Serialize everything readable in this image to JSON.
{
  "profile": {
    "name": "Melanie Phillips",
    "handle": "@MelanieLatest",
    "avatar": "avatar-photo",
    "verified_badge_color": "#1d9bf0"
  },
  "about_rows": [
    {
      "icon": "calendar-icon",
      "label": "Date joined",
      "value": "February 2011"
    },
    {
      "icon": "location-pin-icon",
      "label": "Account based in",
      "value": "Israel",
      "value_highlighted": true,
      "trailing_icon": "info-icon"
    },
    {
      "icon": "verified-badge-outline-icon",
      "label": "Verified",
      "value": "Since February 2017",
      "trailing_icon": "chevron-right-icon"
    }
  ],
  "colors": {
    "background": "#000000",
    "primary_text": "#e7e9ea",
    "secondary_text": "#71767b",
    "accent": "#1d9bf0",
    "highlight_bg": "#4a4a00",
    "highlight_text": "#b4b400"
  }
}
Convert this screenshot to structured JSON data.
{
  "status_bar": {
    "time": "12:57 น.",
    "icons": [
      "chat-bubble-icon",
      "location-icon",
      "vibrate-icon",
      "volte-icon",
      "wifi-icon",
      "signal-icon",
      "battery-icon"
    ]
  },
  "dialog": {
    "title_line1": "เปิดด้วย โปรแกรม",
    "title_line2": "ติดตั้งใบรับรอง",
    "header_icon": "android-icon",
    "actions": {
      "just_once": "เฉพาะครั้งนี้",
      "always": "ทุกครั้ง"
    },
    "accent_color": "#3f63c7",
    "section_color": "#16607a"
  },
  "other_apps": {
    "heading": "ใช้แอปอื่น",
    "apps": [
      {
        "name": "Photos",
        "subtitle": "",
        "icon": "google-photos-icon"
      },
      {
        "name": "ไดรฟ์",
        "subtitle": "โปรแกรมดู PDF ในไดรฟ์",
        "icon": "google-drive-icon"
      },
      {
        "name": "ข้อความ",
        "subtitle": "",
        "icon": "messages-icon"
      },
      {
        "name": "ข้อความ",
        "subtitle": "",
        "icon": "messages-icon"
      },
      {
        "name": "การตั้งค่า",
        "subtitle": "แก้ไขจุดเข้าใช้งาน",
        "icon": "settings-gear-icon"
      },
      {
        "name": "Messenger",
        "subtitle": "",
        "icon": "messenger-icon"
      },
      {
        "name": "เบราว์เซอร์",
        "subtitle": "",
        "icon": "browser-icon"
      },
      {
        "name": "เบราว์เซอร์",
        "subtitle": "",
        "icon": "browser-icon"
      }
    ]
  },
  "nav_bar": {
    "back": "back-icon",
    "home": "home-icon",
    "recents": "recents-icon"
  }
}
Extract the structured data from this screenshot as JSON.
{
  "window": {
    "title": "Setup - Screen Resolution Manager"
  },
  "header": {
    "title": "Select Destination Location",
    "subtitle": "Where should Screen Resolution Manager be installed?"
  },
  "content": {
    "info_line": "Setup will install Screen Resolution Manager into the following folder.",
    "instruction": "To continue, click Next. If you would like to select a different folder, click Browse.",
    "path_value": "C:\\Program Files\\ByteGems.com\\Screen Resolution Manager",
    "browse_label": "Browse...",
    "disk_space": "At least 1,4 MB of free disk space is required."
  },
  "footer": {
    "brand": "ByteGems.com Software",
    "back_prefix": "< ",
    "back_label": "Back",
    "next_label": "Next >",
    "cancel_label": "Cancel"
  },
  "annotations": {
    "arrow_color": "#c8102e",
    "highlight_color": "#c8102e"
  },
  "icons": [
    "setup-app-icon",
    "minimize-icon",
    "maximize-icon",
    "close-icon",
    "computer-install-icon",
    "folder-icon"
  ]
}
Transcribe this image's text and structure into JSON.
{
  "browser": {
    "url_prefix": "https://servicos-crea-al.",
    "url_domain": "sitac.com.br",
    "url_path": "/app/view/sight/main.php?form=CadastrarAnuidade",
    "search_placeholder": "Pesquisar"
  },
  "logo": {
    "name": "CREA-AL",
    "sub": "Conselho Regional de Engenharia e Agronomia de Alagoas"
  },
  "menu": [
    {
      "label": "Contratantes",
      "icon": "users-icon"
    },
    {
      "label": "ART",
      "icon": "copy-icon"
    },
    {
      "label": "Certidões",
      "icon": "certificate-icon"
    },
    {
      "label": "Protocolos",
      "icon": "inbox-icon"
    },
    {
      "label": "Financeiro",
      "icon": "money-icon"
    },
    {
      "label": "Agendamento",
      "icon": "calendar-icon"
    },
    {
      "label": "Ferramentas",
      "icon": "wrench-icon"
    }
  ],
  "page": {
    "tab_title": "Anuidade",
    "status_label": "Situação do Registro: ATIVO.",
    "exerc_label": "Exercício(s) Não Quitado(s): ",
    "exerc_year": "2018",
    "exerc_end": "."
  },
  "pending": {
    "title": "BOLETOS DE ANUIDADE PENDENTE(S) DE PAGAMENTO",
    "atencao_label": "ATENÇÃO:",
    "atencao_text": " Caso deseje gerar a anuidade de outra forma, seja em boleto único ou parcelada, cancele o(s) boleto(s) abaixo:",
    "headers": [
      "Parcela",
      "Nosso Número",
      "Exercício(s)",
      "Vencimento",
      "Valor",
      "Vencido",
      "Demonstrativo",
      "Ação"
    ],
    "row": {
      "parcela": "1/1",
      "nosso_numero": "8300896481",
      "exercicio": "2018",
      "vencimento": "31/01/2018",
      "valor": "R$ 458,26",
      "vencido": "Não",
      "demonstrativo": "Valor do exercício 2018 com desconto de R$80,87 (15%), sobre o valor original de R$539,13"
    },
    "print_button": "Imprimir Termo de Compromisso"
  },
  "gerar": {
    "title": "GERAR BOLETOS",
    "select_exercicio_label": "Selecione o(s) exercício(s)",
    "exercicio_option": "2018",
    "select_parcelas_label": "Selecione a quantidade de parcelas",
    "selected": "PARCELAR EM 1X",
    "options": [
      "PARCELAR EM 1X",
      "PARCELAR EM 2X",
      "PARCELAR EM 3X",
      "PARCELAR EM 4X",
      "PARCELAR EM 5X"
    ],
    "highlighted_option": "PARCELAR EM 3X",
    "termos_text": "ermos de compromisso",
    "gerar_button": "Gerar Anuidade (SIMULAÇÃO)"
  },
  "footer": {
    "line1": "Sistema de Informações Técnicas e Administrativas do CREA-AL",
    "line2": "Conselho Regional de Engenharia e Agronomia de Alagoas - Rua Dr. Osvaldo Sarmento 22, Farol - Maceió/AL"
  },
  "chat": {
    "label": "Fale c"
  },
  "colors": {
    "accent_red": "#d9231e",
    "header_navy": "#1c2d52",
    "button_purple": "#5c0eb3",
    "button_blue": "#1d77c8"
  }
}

Task to carry out – Transcribe each entry precisely, missing none.

The answer –
Serialize everything readable in this image to JSON.
{
  "profile": {
    "name": "Melanie Phillips",
    "handle": "@MelanieLatest",
    "avatar": "avatar-photo",
    "verified_badge_color": "#1d9bf0"
  },
  "about_rows": [
    {
      "icon": "calendar-icon",
      "label": "Date joined",
      "value": "February 2011"
    },
    {
      "icon": "location-pin-icon",
      "label": "Account based in",
      "value": "Israel",
      "value_highlighted": true,
      "trailing_icon": "info-icon"
    },
    {
      "icon": "verified-badge-outline-icon",
      "label": "Verified",
      "value": "Since February 2017",
      "trailing_icon": "chevron-right-icon"
    }
  ],
  "colors": {
    "background": "#000000",
    "primary_text": "#e7e9ea",
    "secondary_text": "#71767b",
    "accent": "#1d9bf0",
    "highlight_bg": "#4a4a00",
    "highlight_text": "#b4b400"
  }
}
Convert this screenshot to structured JSON data.
{
  "status_bar": {
    "time": "12:57 น.",
    "icons": [
      "chat-bubble-icon",
      "location-icon",
      "vibrate-icon",
      "volte-icon",
      "wifi-icon",
      "signal-icon",
      "battery-icon"
    ]
  },
  "dialog": {
    "title_line1": "เปิดด้วย โปรแกรม",
    "title_line2": "ติดตั้งใบรับรอง",
    "header_icon": "android-icon",
    "actions": {
      "just_once": "เฉพาะครั้งนี้",
      "always": "ทุกครั้ง"
    },
    "accent_color": "#3f63c7",
    "section_color": "#16607a"
  },
  "other_apps": {
    "heading": "ใช้แอปอื่น",
    "apps": [
      {
        "name": "Photos",
        "subtitle": "",
        "icon": "google-photos-icon"
      },
      {
        "name": "ไดรฟ์",
        "subtitle": "โปรแกรมดู PDF ในไดรฟ์",
        "icon": "google-drive-icon"
      },
      {
        "name": "ข้อความ",
        "subtitle": "",
        "icon": "messages-icon"
      },
      {
        "name": "ข้อความ",
        "subtitle": "",
        "icon": "messages-icon"
      },
      {
        "name": "การตั้งค่า",
        "subtitle": "แก้ไขจุดเข้าใช้งาน",
        "icon": "settings-gear-icon"
      },
      {
        "name": "Messenger",
        "subtitle": "",
        "icon": "messenger-icon"
      },
      {
        "name": "เบราว์เซอร์",
        "subtitle": "",
        "icon": "browser-icon"
      },
      {
        "name": "เบราว์เซอร์",
        "subtitle": "",
        "icon": "browser-icon"
      }
    ]
  },
  "nav_bar": {
    "back": "back-icon",
    "home": "home-icon",
    "recents": "recents-icon"
  }
}
Extract the structured data from this screenshot as JSON.
{
  "window": {
    "title": "Setup - Screen Resolution Manager"
  },
  "header": {
    "title": "Select Destination Location",
    "subtitle": "Where should Screen Resolution Manager be installed?"
  },
  "content": {
    "info_line": "Setup will install Screen Resolution Manager into the following folder.",
    "instruction": "To continue, click Next. If you would like to select a different folder, click Browse.",
    "path_value": "C:\\Program Files\\ByteGems.com\\Screen Resolution Manager",
    "browse_label": "Browse...",
    "disk_space": "At least 1,4 MB of free disk space is required."
  },
  "footer": {
    "brand": "ByteGems.com Software",
    "back_prefix": "< ",
    "back_label": "Back",
    "next_label": "Next >",
    "cancel_label": "Cancel"
  },
  "annotations": {
    "arrow_color": "#c8102e",
    "highlight_color": "#c8102e"
  },
  "icons": [
    "setup-app-icon",
    "minimize-icon",
    "maximize-icon",
    "close-icon",
    "computer-install-icon",
    "folder-icon"
  ]
}
Transcribe this image's text and structure into JSON.
{
  "browser": {
    "url_prefix": "https://servicos-crea-al.",
    "url_domain": "sitac.com.br",
    "url_path": "/app/view/sight/main.php?form=CadastrarAnuidade",
    "search_placeholder": "Pesquisar"
  },
  "logo": {
    "name": "CREA-AL",
    "sub": "Conselho Regional de Engenharia e Agronomia de Alagoas"
  },
  "menu": [
    {
      "label": "Contratantes",
      "icon": "users-icon"
    },
    {
      "label": "ART",
      "icon": "copy-icon"
    },
    {
      "label": "Certidões",
      "icon": "certificate-icon"
    },
    {
      "label": "Protocolos",
      "icon": "inbox-icon"
    },
    {
      "label": "Financeiro",
      "icon": "money-icon"
    },
    {
      "label": "Agendamento",
      "icon": "calendar-icon"
    },
    {
      "label": "Ferramentas",
      "icon": "wrench-icon"
    }
  ],
  "page": {
    "tab_title": "Anuidade",
    "status_label": "Situação do Registro: ATIVO.",
    "exerc_label": "Exercício(s) Não Quitado(s): ",
    "exerc_year": "2018",
    "exerc_end": "."
  },
  "pending": {
    "title": "BOLETOS DE ANUIDADE PENDENTE(S) DE PAGAMENTO",
    "atencao_label": "ATENÇÃO:",
    "atencao_text": " Caso deseje gerar a anuidade de outra forma, seja em boleto único ou parcelada, cancele o(s) boleto(s) abaixo:",
    "headers": [
      "Parcela",
      "Nosso Número",
      "Exercício(s)",
      "Vencimento",
      "Valor",
      "Vencido",
      "Demonstrativo",
      "Ação"
    ],
    "row": {
      "parcela": "1/1",
      "nosso_numero": "8300896481",
      "exercicio": "2018",
      "vencimento": "31/01/2018",
      "valor": "R$ 458,26",
      "vencido": "Não",
      "demonstrativo": "Valor do exercício 2018 com desconto de R$80,87 (15%), sobre o valor original de R$539,13"
    },
    "print_button": "Imprimir Termo de Compromisso"
  },
  "gerar": {
    "title": "GERAR BOLETOS",
    "select_exercicio_label": "Selecione o(s) exercício(s)",
    "exercicio_option": "2018",
    "select_parcelas_label": "Selecione a quantidade de parcelas",
    "selected": "PARCELAR EM 1X",
    "options": [
      "PARCELAR EM 1X",
      "PARCELAR EM 2X",
      "PARCELAR EM 3X",
      "PARCELAR EM 4X",
      "PARCELAR EM 5X"
    ],
    "highlighted_option": "PARCELAR EM 3X",
    "termos_text": "ermos de compromisso",
    "gerar_button": "Gerar Anuidade (SIMULAÇÃO)"
  },
  "footer": {
    "line1": "Sistema de Informações Técnicas e Administrativas do CREA-AL",
    "line2": "Conselho Regional de Engenharia e Agronomia de Alagoas - Rua Dr. Osvaldo Sarmento 22, Farol - Maceió/AL"
  },
  "chat": {
    "label": "Fale c"
  },
  "colors": {
    "accent_red": "#d9231e",
    "header_navy": "#1c2d52",
    "button_purple": "#5c0eb3",
    "button_blue": "#1d77c8"
  }
}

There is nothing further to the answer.